EXTRAIT →
==============================
01/10/2024 arretsurinfo.ch  13min #257677

 Le président iranien annonce de gigantesques problèmes à venir, et déclare que les États-Unis & l'Ue ont « menti »

Provocations et escalade

Par  Michel Seymour,  Samir Saul

Netanyahu reçoit une standing ovation alors qu'il entre en session conjointe du Congrès mercredi. (Capture d'écran C-Span)

L'Iran se retrouve face à Israël en 2024 exactement dans la même position que la Russie face aux États-Unis en 2021. Les provocations se multiplient pour rendre tôt ou tard inévitable une intervention iranienne qui justifiera alors des représailles de la part d'Israël, l'escalade étant exactement ce qu'il cherche à obtenir. Les États-Unis ne veulent pas d'affrontement direct avec l'Iran, mais ils sont très heureux de fournir des milliards de dollars à Israël, car cela permet qu'on fasse le sale boulot à sa place.

L'histoire se répète car c'est aussi ce que les États-Unis ont cherché à faire contre la Russie : déjà en 2008 en promettant à l'Ukraine d'entrer dans l'OTAN; puis en 2014 en appuyant le coup d'État; enfin de plus en plus à partir de 2019 en suivant la feuille de route tracée à l'avance par la Rand Corporation dans « Extending Russia ».

Les États-Unis ne voulaient pas d'affrontement direct avec la Russie, mais ils se sont réjouis d'avoir pu placer à la tête de l'Ukraine des néo-nazis qui exécuteraient les basses œuvres à leur place.(*) Partout les États-Unis sont à l'offensive pour abattre toute concurrence et préserver leur primauté de plus en plus remise en question par le cours de l'histoire. Pyromanes, ils jouent avec le feu en présumant que la Russie et l'Iran reculeront, même sous les menaces les plus graves. Cette politique démente mène le monde à la catastrophe.

Éviter le piège?
==============================
INFORMATIONS FOURNIES →
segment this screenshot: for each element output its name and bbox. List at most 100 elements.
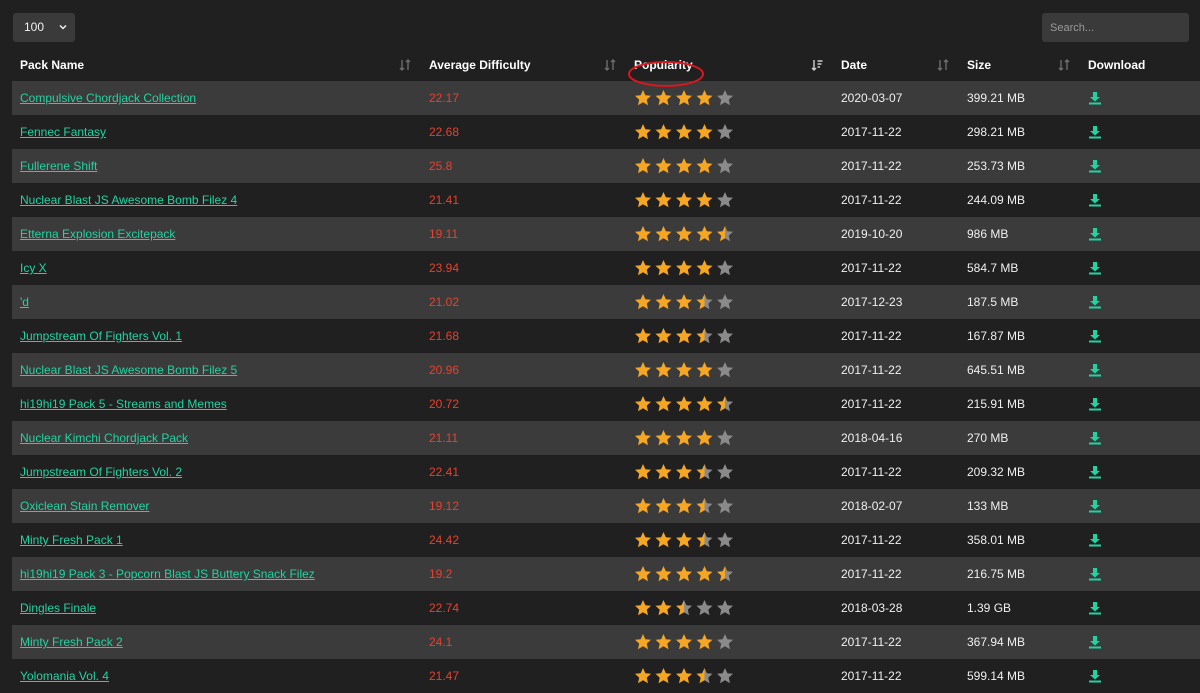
==============================
LISTE DES TÂCHES →
- A) D'après l'extrait, en quelle année les États-Unis ont-ils promis à l'Ukraine d'entrer dans l'OTAN ?
- B) Recopiez le passage de l'extrait qui va de « 01/10/2024 arretsurinfo.ch  13min » jusqu'à « à sa place. » en remplaçant « sale boulot » par « travail ingrat ».

RÉPONSES DE L'EXERCICE →
- A) En 2008.

- B)
01/10/2024 arretsurinfo.ch  13min #257677

 Le président iranien annonce de gigantesques problèmes à venir, et déclare que les États-Unis & l'Ue ont « menti »

Provocations et escalade

Par  Michel Seymour,  Samir Saul

Netanyahu reçoit une standing ovation alors qu'il entre en session conjointe du Congrès mercredi. (Capture d'écran C-Span)

L'Iran se retrouve face à Israël en 2024 exactement dans la même position que la Russie face aux États-Unis en 2021. Les provocations se multiplient pour rendre tôt ou tard inévitable une intervention iranienne qui justifiera alors des représailles de la part d'Israël, l'escalade étant exactement ce qu'il cherche à obtenir. Les États-Unis ne veulent pas d'affrontement direct avec l'Iran, mais ils sont très heureux de fournir des milliards de dollars à Israël, car cela permet qu'on fasse le travail ingrat à sa place.